**EXERCISE TASK:** Look through the records that follow. Copy every line containing the word "name".

- - -

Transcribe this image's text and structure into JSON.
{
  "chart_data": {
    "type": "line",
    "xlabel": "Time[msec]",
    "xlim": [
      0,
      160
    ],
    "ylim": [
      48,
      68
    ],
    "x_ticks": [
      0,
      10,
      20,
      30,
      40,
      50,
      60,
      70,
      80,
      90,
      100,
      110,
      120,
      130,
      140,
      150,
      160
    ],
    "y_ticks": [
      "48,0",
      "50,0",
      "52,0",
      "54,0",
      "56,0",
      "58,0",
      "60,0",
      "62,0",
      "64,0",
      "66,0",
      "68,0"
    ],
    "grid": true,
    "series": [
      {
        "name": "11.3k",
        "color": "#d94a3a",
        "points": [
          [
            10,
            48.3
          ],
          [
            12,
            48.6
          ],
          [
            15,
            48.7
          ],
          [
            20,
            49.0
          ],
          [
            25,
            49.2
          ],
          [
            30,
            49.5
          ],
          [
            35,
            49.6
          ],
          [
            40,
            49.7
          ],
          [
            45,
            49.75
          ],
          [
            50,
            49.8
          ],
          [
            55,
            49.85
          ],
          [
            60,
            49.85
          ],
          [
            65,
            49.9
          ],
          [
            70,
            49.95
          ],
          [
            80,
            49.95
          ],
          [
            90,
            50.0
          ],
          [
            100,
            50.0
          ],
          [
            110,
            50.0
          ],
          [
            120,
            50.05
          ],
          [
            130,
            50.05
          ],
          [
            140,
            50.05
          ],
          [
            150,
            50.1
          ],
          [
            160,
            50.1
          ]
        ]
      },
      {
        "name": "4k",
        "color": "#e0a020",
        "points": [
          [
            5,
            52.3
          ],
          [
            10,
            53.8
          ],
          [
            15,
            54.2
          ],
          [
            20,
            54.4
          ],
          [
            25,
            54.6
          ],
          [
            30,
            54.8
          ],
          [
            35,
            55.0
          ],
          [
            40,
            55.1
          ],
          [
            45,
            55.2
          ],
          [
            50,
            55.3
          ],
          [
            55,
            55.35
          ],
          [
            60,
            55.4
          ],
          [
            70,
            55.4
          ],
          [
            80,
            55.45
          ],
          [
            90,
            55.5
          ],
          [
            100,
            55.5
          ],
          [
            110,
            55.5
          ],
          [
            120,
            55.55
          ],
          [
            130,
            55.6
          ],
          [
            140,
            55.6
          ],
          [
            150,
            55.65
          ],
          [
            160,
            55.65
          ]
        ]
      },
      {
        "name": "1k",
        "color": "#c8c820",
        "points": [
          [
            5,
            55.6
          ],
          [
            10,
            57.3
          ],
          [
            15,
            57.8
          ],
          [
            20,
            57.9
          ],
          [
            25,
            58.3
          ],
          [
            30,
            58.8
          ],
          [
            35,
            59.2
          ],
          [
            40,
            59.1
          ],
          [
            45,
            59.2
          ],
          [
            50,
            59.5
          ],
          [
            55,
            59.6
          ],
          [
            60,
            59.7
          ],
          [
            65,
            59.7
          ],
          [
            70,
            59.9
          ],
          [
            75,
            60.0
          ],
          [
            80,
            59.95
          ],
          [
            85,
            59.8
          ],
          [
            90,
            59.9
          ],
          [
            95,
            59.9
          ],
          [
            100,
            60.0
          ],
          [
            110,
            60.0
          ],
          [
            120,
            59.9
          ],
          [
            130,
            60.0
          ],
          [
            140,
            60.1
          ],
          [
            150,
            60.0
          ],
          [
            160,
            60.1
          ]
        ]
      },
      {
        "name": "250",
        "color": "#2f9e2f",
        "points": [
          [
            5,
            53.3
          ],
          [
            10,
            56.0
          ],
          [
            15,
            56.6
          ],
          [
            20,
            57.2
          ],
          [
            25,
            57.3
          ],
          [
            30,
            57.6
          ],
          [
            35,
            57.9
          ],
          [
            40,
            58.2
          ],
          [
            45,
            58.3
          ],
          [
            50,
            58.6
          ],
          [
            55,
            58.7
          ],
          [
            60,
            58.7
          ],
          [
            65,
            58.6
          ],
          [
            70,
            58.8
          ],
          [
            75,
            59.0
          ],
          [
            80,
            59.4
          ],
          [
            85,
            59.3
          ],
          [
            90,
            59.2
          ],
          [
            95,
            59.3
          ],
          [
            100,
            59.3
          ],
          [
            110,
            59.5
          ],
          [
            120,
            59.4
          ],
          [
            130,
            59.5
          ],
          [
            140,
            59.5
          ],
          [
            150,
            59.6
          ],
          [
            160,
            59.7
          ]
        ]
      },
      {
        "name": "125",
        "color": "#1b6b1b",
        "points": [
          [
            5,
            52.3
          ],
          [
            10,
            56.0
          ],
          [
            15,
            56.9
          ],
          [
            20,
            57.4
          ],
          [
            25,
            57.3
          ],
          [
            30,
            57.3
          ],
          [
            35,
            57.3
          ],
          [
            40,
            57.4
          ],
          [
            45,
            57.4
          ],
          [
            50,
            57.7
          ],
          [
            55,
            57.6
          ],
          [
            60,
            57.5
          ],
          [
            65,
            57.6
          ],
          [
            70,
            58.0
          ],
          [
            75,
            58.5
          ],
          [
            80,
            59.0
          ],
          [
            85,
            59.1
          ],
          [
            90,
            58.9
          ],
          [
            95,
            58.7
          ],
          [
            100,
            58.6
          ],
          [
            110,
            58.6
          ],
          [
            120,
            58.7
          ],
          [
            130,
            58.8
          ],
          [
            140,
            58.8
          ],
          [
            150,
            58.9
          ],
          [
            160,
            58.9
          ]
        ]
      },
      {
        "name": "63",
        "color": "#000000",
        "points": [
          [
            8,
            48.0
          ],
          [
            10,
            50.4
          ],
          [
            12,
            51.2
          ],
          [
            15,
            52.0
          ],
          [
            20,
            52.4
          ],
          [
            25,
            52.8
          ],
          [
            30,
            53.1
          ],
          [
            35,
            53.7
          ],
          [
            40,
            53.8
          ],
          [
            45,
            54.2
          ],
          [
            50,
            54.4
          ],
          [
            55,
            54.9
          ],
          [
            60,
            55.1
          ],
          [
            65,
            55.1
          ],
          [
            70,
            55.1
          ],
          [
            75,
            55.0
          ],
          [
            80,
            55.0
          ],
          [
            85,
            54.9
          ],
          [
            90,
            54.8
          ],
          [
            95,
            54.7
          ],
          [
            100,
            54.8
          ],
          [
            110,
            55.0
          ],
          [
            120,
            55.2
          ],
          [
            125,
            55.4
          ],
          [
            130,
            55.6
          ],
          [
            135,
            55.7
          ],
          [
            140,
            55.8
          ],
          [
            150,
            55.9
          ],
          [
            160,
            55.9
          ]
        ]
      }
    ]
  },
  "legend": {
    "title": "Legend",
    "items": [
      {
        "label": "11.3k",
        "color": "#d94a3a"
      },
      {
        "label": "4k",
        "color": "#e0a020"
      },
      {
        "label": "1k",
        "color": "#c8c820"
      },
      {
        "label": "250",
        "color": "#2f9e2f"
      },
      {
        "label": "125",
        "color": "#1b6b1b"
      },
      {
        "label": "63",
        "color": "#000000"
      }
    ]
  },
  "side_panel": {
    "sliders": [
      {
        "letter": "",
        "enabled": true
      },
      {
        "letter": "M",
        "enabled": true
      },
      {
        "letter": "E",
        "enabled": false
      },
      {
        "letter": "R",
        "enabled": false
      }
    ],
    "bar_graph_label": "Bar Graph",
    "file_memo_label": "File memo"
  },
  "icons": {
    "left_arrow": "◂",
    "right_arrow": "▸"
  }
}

- - -

**FINAL ANSWER:**
        "name": "11.3k",
        "name": "4k",
        "name": "1k",
        "name": "250",
        "name": "125",
        "name": "63",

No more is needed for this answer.